# [WHAT IS NEEDED]
Beginning at the line containing "What data populates" and continuing to the end of the records below, give each line again exactly as it stands, and only those lines.

──────────────────────────────

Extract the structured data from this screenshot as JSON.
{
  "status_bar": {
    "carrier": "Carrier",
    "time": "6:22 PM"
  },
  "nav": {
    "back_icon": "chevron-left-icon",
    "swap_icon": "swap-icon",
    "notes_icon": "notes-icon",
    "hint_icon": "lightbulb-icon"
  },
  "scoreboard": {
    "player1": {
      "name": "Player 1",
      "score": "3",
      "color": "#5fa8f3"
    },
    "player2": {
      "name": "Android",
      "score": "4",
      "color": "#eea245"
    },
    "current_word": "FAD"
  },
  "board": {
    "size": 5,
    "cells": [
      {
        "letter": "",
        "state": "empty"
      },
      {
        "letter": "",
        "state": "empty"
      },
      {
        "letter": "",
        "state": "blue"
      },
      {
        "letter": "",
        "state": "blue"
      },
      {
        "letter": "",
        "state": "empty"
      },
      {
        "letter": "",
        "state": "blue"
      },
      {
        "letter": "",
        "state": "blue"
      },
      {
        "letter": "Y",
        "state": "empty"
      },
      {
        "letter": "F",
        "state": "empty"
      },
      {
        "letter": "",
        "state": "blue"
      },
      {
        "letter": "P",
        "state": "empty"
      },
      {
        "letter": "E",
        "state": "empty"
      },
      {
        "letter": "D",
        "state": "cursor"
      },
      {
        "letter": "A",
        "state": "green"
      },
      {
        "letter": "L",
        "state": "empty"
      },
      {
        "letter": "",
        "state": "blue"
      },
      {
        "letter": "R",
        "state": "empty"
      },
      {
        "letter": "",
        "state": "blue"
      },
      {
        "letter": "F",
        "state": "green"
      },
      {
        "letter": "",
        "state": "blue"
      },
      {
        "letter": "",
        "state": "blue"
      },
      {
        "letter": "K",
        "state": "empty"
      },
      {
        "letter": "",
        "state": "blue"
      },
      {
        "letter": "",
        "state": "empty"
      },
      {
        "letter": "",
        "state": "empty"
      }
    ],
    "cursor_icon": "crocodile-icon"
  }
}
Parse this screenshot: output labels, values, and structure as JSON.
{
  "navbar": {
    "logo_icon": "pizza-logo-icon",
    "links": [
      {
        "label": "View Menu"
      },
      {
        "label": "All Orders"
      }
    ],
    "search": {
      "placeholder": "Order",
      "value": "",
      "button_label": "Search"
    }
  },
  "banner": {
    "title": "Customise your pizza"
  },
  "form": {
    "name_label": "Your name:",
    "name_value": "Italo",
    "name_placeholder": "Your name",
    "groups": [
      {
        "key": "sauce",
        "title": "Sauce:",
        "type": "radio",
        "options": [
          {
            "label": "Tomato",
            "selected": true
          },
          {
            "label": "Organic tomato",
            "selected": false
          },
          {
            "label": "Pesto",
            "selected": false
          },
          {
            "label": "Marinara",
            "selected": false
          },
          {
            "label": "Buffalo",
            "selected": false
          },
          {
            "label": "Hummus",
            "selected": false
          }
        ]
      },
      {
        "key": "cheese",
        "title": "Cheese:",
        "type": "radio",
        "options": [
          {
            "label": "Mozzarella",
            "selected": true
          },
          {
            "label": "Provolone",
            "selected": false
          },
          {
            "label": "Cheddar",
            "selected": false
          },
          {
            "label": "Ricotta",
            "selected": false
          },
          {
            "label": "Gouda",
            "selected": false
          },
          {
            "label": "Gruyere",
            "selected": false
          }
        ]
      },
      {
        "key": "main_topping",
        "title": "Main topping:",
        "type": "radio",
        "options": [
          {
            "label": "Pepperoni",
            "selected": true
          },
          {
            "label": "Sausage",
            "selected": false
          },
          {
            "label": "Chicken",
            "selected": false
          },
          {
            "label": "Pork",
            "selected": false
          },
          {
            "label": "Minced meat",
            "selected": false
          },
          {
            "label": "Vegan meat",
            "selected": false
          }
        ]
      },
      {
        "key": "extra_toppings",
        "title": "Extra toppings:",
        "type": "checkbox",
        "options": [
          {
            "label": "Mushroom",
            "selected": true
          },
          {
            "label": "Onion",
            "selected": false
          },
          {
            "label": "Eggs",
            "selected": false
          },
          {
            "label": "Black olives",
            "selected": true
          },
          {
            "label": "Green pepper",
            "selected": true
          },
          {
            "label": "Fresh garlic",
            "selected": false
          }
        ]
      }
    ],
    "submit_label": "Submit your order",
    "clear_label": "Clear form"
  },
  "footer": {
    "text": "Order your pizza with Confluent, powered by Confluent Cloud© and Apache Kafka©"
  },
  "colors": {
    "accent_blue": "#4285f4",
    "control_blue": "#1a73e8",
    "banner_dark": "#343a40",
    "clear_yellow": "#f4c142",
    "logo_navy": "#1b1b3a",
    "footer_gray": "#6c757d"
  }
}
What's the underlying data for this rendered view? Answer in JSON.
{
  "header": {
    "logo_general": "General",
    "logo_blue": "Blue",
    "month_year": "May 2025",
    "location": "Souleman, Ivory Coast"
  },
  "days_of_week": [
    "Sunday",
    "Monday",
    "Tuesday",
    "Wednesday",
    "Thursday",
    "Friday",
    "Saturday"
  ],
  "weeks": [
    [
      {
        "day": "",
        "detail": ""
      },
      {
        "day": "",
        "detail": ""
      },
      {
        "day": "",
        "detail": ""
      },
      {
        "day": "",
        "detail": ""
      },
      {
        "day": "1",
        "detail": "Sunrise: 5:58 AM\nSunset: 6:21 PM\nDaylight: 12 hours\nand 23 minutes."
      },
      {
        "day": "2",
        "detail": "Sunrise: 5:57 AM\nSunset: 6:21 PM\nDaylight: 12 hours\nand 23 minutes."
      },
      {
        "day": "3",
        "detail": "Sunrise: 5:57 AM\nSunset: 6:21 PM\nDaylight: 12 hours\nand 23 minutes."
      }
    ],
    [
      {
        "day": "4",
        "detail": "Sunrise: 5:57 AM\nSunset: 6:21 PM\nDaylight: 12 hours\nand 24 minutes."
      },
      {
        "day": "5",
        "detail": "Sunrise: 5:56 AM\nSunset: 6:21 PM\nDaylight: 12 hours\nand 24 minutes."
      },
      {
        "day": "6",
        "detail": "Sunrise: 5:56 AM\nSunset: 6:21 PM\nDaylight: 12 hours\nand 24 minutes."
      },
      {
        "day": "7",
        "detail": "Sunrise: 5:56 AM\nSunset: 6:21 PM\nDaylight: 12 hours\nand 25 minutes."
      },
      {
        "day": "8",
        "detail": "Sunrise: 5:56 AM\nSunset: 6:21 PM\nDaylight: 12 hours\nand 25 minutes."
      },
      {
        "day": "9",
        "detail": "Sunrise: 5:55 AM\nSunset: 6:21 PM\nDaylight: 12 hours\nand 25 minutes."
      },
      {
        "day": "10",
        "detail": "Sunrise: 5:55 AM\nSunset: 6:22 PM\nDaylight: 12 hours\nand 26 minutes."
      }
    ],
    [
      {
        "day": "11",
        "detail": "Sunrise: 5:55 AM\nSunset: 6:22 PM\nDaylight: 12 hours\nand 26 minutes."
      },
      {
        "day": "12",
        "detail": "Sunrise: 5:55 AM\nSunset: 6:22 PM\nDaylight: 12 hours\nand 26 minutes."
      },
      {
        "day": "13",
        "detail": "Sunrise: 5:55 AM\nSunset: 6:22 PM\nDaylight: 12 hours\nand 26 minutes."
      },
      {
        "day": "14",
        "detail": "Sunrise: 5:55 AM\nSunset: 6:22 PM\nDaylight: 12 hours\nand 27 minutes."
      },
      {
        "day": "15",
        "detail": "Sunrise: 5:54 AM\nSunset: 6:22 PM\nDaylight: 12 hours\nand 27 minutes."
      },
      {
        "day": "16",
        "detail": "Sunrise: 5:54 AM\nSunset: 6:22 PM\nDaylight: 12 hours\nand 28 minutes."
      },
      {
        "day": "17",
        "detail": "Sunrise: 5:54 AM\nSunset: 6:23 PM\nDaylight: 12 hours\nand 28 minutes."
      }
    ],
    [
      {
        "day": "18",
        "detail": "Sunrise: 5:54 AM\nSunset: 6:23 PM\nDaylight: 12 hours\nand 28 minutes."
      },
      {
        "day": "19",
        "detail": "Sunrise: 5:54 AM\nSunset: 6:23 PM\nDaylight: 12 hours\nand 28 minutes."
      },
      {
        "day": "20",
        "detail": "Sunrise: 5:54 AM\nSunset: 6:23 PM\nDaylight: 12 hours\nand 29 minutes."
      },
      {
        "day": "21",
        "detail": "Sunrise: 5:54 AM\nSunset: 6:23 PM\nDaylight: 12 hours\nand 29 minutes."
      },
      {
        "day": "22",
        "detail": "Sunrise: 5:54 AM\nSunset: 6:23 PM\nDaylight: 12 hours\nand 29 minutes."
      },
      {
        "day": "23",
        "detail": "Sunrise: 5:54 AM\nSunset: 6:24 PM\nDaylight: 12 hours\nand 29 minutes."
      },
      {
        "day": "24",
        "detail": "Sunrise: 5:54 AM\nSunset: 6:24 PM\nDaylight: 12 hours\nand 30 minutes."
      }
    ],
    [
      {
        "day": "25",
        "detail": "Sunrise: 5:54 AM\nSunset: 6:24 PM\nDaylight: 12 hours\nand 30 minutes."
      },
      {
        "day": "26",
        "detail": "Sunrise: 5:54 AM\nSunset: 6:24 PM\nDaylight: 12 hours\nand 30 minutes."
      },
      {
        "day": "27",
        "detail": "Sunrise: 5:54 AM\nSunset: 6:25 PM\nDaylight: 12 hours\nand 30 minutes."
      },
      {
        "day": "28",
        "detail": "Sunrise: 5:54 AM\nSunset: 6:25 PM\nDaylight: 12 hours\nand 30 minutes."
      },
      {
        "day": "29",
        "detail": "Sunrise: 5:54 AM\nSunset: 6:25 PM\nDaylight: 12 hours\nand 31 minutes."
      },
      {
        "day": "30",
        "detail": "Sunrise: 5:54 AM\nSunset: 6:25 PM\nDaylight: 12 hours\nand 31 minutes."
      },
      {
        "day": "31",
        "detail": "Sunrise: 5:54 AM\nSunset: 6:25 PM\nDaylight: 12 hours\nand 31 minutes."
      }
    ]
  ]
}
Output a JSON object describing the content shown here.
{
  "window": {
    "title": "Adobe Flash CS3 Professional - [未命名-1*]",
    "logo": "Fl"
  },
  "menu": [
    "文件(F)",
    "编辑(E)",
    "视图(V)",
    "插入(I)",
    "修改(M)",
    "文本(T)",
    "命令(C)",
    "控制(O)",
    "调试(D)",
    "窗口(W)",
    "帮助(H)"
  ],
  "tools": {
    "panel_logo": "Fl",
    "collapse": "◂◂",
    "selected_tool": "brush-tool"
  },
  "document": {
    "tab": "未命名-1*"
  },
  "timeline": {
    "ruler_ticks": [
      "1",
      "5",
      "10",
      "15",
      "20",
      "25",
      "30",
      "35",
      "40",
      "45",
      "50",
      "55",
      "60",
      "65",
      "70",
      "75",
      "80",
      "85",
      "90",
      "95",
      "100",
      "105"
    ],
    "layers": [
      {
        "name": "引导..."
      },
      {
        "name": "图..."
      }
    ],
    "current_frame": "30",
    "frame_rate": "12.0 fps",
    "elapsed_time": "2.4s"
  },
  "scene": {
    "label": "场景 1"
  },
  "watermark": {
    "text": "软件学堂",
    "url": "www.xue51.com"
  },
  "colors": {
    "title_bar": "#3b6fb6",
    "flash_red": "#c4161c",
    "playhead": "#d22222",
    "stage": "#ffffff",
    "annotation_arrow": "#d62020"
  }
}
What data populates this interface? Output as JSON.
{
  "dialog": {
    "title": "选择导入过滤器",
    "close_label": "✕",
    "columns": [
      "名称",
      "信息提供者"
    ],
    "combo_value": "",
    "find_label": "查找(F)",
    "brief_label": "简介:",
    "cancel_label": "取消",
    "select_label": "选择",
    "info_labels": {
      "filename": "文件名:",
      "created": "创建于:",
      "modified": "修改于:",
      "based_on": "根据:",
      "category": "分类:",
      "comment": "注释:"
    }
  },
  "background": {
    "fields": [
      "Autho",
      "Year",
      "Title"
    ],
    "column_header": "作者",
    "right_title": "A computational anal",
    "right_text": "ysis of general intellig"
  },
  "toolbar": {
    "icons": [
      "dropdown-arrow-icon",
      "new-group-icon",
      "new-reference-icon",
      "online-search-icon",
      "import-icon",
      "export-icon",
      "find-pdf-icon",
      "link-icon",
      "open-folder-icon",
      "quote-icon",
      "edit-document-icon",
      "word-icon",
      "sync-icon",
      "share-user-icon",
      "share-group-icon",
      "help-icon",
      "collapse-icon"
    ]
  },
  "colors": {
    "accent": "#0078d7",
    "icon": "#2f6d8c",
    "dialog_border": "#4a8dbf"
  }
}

──────────────────────────────

# [COMPLETE ANSWER]
What data populates this interface? Output as JSON.
{
  "dialog": {
    "title": "选择导入过滤器",
    "close_label": "✕",
    "columns": [
      "名称",
      "信息提供者"
    ],
    "combo_value": "",
    "find_label": "查找(F)",
    "brief_label": "简介:",
    "cancel_label": "取消",
    "select_label": "选择",
    "info_labels": {
      "filename": "文件名:",
      "created": "创建于:",
      "modified": "修改于:",
      "based_on": "根据:",
      "category": "分类:",
      "comment": "注释:"
    }
  },
  "background": {
    "fields": [
      "Autho",
      "Year",
      "Title"
    ],
    "column_header": "作者",
    "right_title": "A computational anal",
    "right_text": "ysis of general intellig"
  },
  "toolbar": {
    "icons": [
      "dropdown-arrow-icon",
      "new-group-icon",
      "new-reference-icon",
      "online-search-icon",
      "import-icon",
      "export-icon",
      "find-pdf-icon",
      "link-icon",
      "open-folder-icon",
      "quote-icon",
      "edit-document-icon",
      "word-icon",
      "sync-icon",
      "share-user-icon",
      "share-group-icon",
      "help-icon",
      "collapse-icon"
    ]
  },
  "colors": {
    "accent": "#0078d7",
    "icon": "#2f6d8c",
    "dialog_border": "#4a8dbf"
  }
}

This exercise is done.